> [STATED TASK]: Can you write out the whole listing exactly?
━━━━
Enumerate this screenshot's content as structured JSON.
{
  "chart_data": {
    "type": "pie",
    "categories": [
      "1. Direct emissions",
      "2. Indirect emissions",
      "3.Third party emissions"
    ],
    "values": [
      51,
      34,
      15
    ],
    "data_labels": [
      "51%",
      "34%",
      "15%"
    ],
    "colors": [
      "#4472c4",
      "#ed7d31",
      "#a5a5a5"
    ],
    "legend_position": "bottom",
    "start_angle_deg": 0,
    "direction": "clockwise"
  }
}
━━━━
> [TASK RESPONSE]:
Enumerate this screenshot's content as structured JSON.
{
  "chart_data": {
    "type": "pie",
    "categories": [
      "1. Direct emissions",
      "2. Indirect emissions",
      "3.Third party emissions"
    ],
    "values": [
      51,
      34,
      15
    ],
    "data_labels": [
      "51%",
      "34%",
      "15%"
    ],
    "colors": [
      "#4472c4",
      "#ed7d31",
      "#a5a5a5"
    ],
    "legend_position": "bottom",
    "start_angle_deg": 0,
    "direction": "clockwise"
  }
}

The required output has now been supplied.